▸ **WHAT TO PRODUCE**
Given the entries below, please return each one exactly.

#### DATA TO EXAMINE

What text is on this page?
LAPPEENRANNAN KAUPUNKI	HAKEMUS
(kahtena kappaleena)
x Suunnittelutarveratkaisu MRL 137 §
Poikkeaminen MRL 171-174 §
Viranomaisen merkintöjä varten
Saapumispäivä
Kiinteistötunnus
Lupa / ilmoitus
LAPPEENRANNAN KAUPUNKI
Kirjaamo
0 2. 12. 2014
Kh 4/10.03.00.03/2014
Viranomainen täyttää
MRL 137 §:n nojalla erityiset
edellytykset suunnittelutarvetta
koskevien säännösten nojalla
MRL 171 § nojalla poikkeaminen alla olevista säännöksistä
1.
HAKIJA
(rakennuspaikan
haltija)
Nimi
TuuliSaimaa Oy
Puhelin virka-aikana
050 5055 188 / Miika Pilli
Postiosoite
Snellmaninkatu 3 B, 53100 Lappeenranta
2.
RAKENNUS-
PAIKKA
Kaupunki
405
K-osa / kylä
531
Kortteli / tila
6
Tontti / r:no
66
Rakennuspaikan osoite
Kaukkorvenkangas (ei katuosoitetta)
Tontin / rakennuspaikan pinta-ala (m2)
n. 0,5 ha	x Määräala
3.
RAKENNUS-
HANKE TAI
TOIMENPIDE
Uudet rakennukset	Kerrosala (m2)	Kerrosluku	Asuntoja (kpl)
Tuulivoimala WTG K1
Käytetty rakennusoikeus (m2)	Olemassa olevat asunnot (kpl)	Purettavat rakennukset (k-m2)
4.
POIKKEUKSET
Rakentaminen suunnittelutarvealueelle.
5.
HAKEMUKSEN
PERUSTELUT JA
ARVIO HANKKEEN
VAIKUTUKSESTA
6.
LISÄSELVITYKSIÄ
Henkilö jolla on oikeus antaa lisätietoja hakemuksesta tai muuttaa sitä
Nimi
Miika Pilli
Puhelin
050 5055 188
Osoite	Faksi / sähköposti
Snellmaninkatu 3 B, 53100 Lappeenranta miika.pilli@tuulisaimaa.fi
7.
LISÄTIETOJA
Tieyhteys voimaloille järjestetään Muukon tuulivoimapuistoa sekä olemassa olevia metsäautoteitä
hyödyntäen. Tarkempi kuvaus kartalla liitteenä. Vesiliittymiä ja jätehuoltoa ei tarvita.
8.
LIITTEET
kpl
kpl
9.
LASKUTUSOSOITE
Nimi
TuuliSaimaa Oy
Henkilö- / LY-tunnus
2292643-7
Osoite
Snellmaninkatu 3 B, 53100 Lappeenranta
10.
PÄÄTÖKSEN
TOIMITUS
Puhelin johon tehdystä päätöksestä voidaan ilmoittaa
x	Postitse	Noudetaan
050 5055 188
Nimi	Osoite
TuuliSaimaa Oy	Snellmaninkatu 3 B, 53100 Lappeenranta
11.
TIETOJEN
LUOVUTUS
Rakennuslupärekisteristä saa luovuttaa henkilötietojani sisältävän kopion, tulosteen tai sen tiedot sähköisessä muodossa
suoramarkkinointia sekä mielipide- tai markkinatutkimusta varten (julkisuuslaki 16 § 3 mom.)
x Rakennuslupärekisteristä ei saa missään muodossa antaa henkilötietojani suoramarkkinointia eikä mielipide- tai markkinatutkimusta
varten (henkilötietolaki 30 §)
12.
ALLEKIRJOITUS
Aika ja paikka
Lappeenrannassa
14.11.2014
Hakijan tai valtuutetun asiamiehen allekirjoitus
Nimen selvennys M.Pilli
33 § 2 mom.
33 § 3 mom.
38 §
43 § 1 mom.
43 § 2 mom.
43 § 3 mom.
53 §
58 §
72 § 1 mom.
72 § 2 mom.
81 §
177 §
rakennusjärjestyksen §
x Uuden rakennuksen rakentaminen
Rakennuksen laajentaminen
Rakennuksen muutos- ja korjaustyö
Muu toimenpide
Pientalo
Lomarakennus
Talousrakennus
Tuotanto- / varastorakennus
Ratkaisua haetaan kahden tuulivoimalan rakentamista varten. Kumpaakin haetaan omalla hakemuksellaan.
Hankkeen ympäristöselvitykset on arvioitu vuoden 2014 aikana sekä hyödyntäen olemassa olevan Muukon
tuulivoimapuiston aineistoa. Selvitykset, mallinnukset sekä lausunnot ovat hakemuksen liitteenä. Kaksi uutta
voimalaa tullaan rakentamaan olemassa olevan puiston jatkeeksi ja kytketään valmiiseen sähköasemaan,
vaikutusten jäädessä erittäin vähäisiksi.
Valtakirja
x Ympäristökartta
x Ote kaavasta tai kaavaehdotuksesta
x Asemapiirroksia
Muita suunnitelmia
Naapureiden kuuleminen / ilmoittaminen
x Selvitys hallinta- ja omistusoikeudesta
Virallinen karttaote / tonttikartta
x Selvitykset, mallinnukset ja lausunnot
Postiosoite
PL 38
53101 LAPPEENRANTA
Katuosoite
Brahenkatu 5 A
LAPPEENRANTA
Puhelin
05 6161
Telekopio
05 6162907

########

▸ **RESULT BELOW**
What text is on this page?
LAPPEENRANNAN KAUPUNKI	HAKEMUS
(kahtena kappaleena)
x Suunnittelutarveratkaisu MRL 137 §
Poikkeaminen MRL 171-174 §
Viranomaisen merkintöjä varten
Saapumispäivä
Kiinteistötunnus
Lupa / ilmoitus
LAPPEENRANNAN KAUPUNKI
Kirjaamo
0 2. 12. 2014
Kh 4/10.03.00.03/2014
Viranomainen täyttää
MRL 137 §:n nojalla erityiset
edellytykset suunnittelutarvetta
koskevien säännösten nojalla
MRL 171 § nojalla poikkeaminen alla olevista säännöksistä
1.
HAKIJA
(rakennuspaikan
haltija)
Nimi
TuuliSaimaa Oy
Puhelin virka-aikana
050 5055 188 / Miika Pilli
Postiosoite
Snellmaninkatu 3 B, 53100 Lappeenranta
2.
RAKENNUS-
PAIKKA
Kaupunki
405
K-osa / kylä
531
Kortteli / tila
6
Tontti / r:no
66
Rakennuspaikan osoite
Kaukkorvenkangas (ei katuosoitetta)
Tontin / rakennuspaikan pinta-ala (m2)
n. 0,5 ha	x Määräala
3.
RAKENNUS-
HANKE TAI
TOIMENPIDE
Uudet rakennukset	Kerrosala (m2)	Kerrosluku	Asuntoja (kpl)
Tuulivoimala WTG K1
Käytetty rakennusoikeus (m2)	Olemassa olevat asunnot (kpl)	Purettavat rakennukset (k-m2)
4.
POIKKEUKSET
Rakentaminen suunnittelutarvealueelle.
5.
HAKEMUKSEN
PERUSTELUT JA
ARVIO HANKKEEN
VAIKUTUKSESTA
6.
LISÄSELVITYKSIÄ
Henkilö jolla on oikeus antaa lisätietoja hakemuksesta tai muuttaa sitä
Nimi
Miika Pilli
Puhelin
050 5055 188
Osoite	Faksi / sähköposti
Snellmaninkatu 3 B, 53100 Lappeenranta miika.pilli@tuulisaimaa.fi
7.
LISÄTIETOJA
Tieyhteys voimaloille järjestetään Muukon tuulivoimapuistoa sekä olemassa olevia metsäautoteitä
hyödyntäen. Tarkempi kuvaus kartalla liitteenä. Vesiliittymiä ja jätehuoltoa ei tarvita.
8.
LIITTEET
kpl
kpl
9.
LASKUTUSOSOITE
Nimi
TuuliSaimaa Oy
Henkilö- / LY-tunnus
2292643-7
Osoite
Snellmaninkatu 3 B, 53100 Lappeenranta
10.
PÄÄTÖKSEN
TOIMITUS
Puhelin johon tehdystä päätöksestä voidaan ilmoittaa
x	Postitse	Noudetaan
050 5055 188
Nimi	Osoite
TuuliSaimaa Oy	Snellmaninkatu 3 B, 53100 Lappeenranta
11.
TIETOJEN
LUOVUTUS
Rakennuslupärekisteristä saa luovuttaa henkilötietojani sisältävän kopion, tulosteen tai sen tiedot sähköisessä muodossa
suoramarkkinointia sekä mielipide- tai markkinatutkimusta varten (julkisuuslaki 16 § 3 mom.)
x Rakennuslupärekisteristä ei saa missään muodossa antaa henkilötietojani suoramarkkinointia eikä mielipide- tai markkinatutkimusta
varten (henkilötietolaki 30 §)
12.
ALLEKIRJOITUS
Aika ja paikka
Lappeenrannassa
14.11.2014
Hakijan tai valtuutetun asiamiehen allekirjoitus
Nimen selvennys M.Pilli
33 § 2 mom.
33 § 3 mom.
38 §
43 § 1 mom.
43 § 2 mom.
43 § 3 mom.
53 §
58 §
72 § 1 mom.
72 § 2 mom.
81 §
177 §
rakennusjärjestyksen §
x Uuden rakennuksen rakentaminen
Rakennuksen laajentaminen
Rakennuksen muutos- ja korjaustyö
Muu toimenpide
Pientalo
Lomarakennus
Talousrakennus
Tuotanto- / varastorakennus
Ratkaisua haetaan kahden tuulivoimalan rakentamista varten. Kumpaakin haetaan omalla hakemuksellaan.
Hankkeen ympäristöselvitykset on arvioitu vuoden 2014 aikana sekä hyödyntäen olemassa olevan Muukon
tuulivoimapuiston aineistoa. Selvitykset, mallinnukset sekä lausunnot ovat hakemuksen liitteenä. Kaksi uutta
voimalaa tullaan rakentamaan olemassa olevan puiston jatkeeksi ja kytketään valmiiseen sähköasemaan,
vaikutusten jäädessä erittäin vähäisiksi.
Valtakirja
x Ympäristökartta
x Ote kaavasta tai kaavaehdotuksesta
x Asemapiirroksia
Muita suunnitelmia
Naapureiden kuuleminen / ilmoittaminen
x Selvitys hallinta- ja omistusoikeudesta
Virallinen karttaote / tonttikartta
x Selvitykset, mallinnukset ja lausunnot
Postiosoite
PL 38
53101 LAPPEENRANTA
Katuosoite
Brahenkatu 5 A
LAPPEENRANTA
Puhelin
05 6161
Telekopio
05 6162907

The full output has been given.